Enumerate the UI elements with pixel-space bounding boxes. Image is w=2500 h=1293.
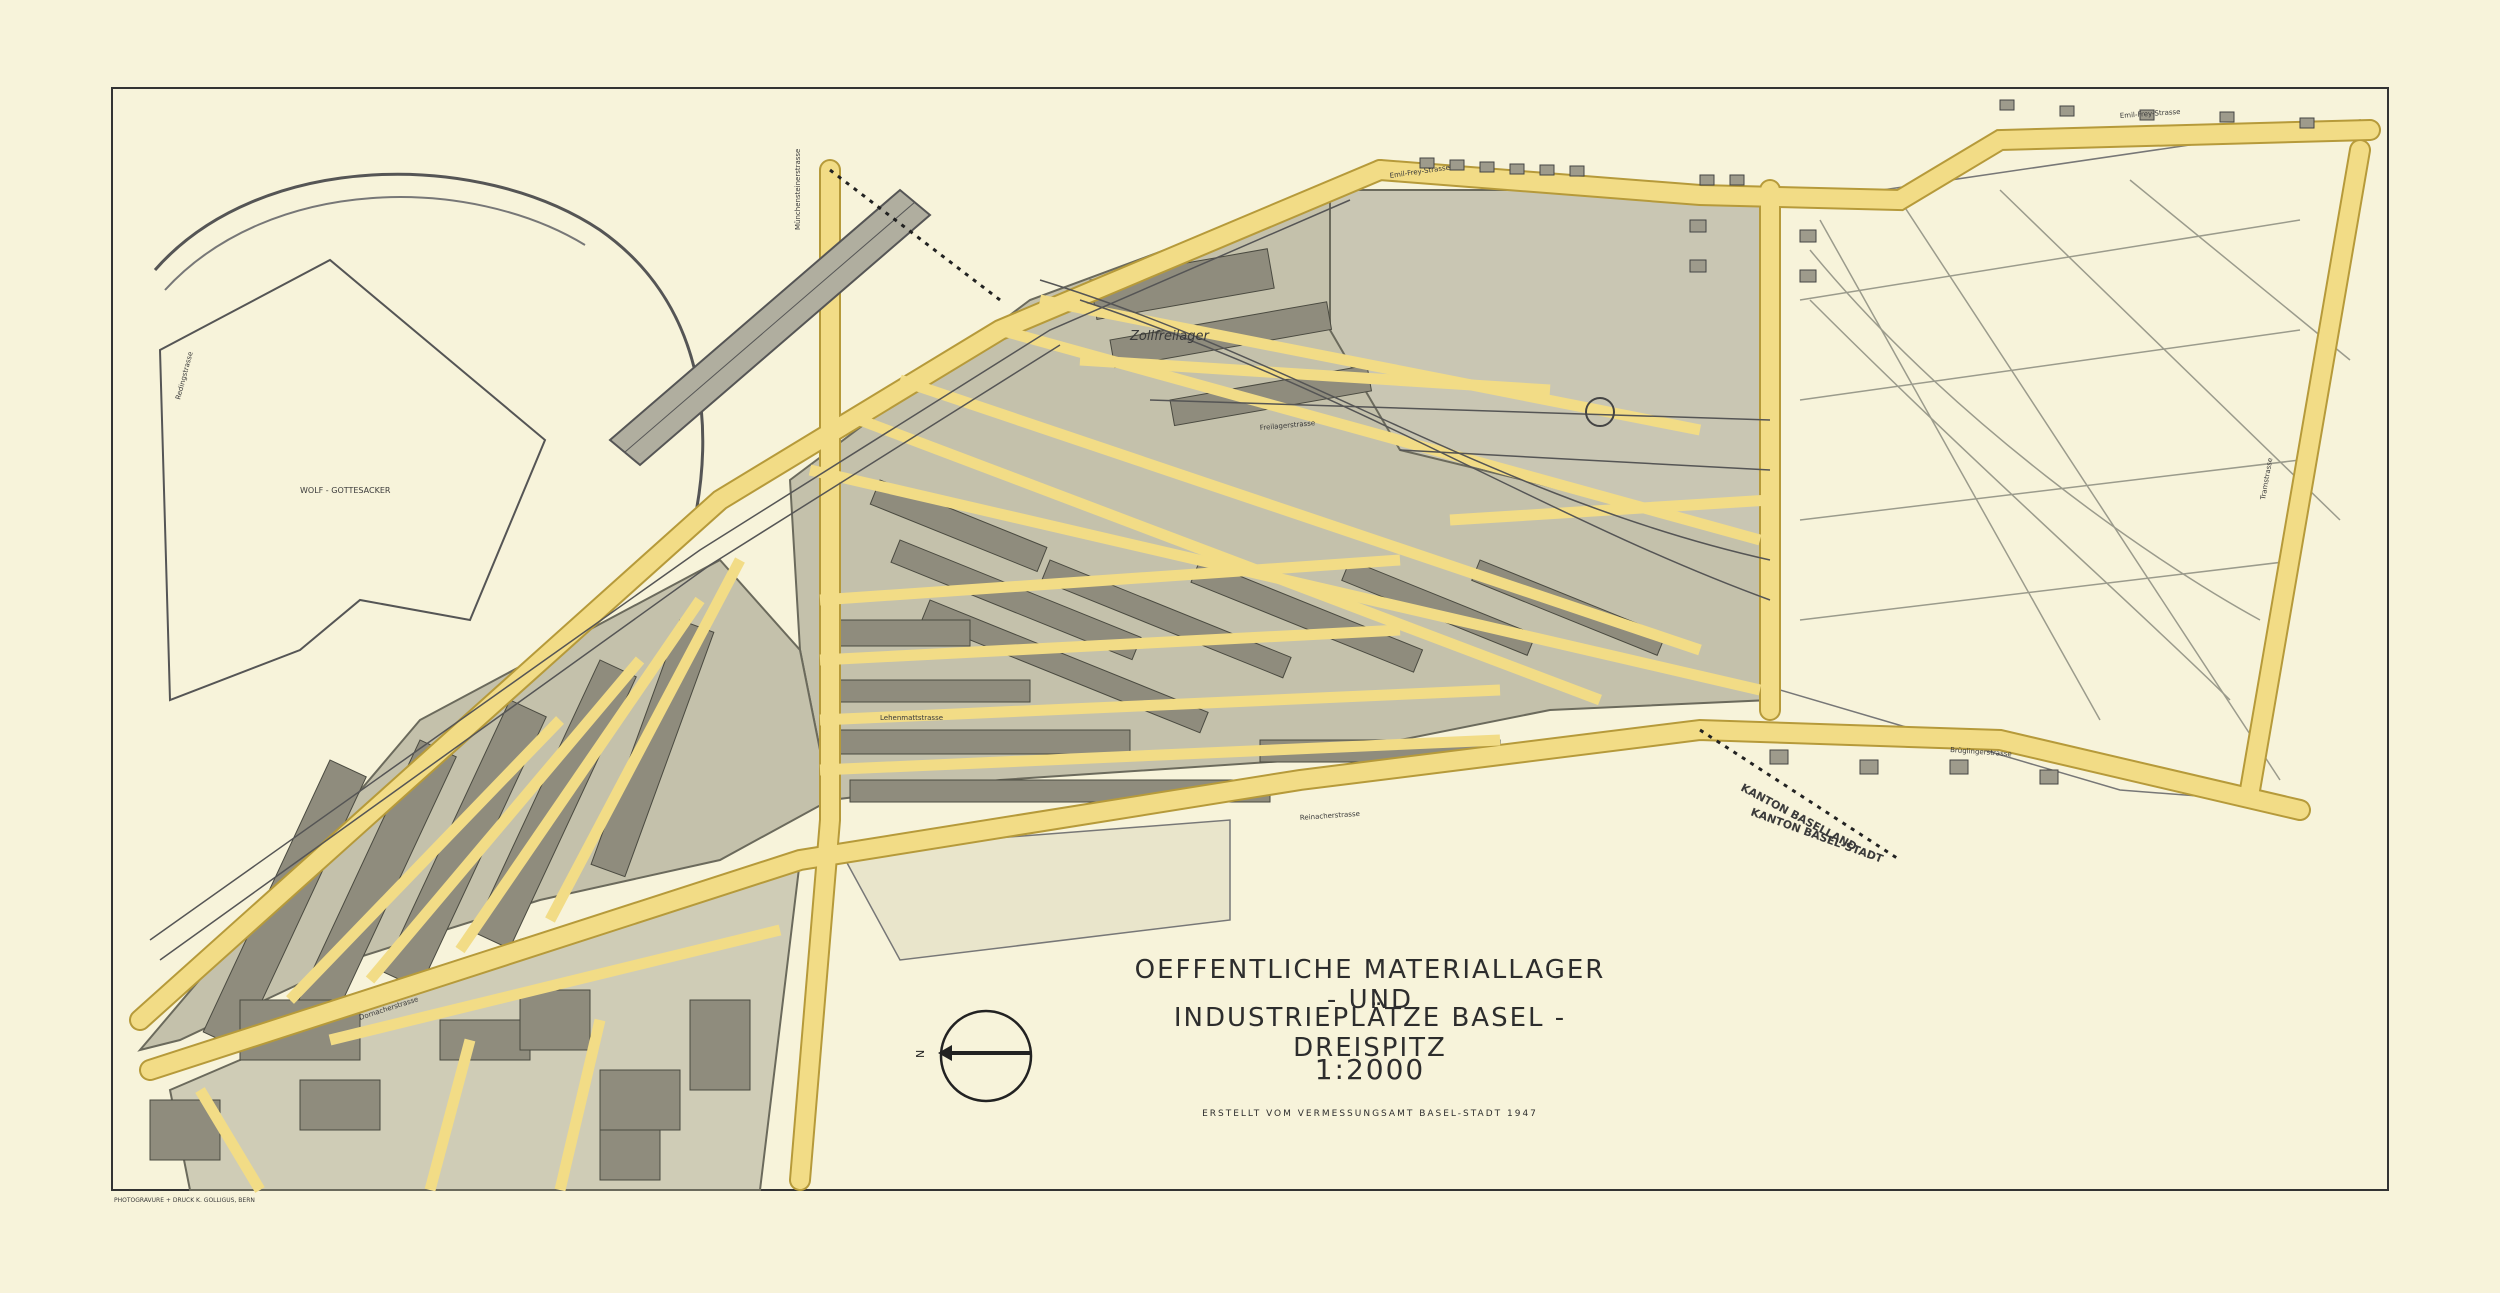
printer-note: PHOTOGRAVURE + DRUCK K. GOLLIGUS, BERN — [114, 1197, 255, 1204]
map-scale: 1:2000 — [1314, 1053, 1426, 1086]
compass: N — [914, 1009, 1033, 1103]
label-reinacherstrasse: Reinacherstrasse — [1300, 810, 1361, 822]
compass-north-letter: N — [914, 1050, 927, 1058]
map-canvas: WOLF - GOTTESACKER Zollfreilager Emil-Fr… — [111, 87, 2389, 1204]
label-zollfreilager: Zollfreilager — [1129, 329, 1210, 344]
label-wolf-gottesacker: WOLF - GOTTESACKER — [300, 486, 391, 495]
map-sheet: WOLF - GOTTESACKER Zollfreilager Emil-Fr… — [0, 0, 2500, 1293]
map-credit: ERSTELLT VOM VERMESSUNGSAMT BASEL-STADT … — [1202, 1109, 1538, 1119]
label-kanton-basel-stadt: KANTON BASEL-STADT — [1749, 806, 1885, 866]
label-muenchensteinerstrasse: Münchensteinerstrasse — [794, 149, 802, 230]
label-lehenmattstrasse: Lehenmattstrasse — [880, 714, 943, 722]
compass-circle — [939, 1009, 1033, 1103]
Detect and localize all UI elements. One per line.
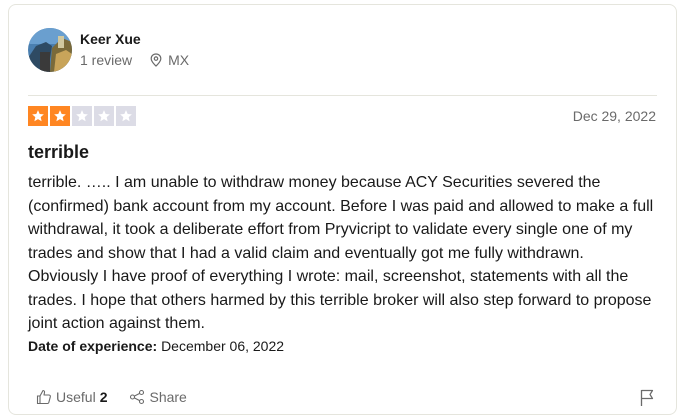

----

WHAT YOU ARE ASKED TO DO ::
Copy all the rows above line for line and word for word, but leave out the pictures.

RESPONSE FOR THIS EXERCISE ::
Enumerate the UI elements with pixel-space bounding boxes. Image is w=2500 h=1293.
printer-note: PHOTOGRAVURE + DRUCK K. GOLLIGUS, BERN — [114, 1197, 255, 1204]
map-scale: 1:2000 — [1314, 1053, 1426, 1086]
compass: N — [914, 1009, 1033, 1103]
label-reinacherstrasse: Reinacherstrasse — [1300, 810, 1361, 822]
compass-north-letter: N — [914, 1050, 927, 1058]
map-canvas: WOLF - GOTTESACKER Zollfreilager Emil-Fr… — [111, 87, 2389, 1204]
label-zollfreilager: Zollfreilager — [1129, 329, 1210, 344]
label-wolf-gottesacker: WOLF - GOTTESACKER — [300, 486, 391, 495]
map-sheet: WOLF - GOTTESACKER Zollfreilager Emil-Fr… — [0, 0, 2500, 1293]
map-credit: ERSTELLT VOM VERMESSUNGSAMT BASEL-STADT … — [1202, 1109, 1538, 1119]
label-kanton-basel-stadt: KANTON BASEL-STADT — [1749, 806, 1885, 866]
label-muenchensteinerstrasse: Münchensteinerstrasse — [794, 149, 802, 230]
label-lehenmattstrasse: Lehenmattstrasse — [880, 714, 943, 722]
compass-circle — [939, 1009, 1033, 1103]
Detect and localize all UI elements. One per line.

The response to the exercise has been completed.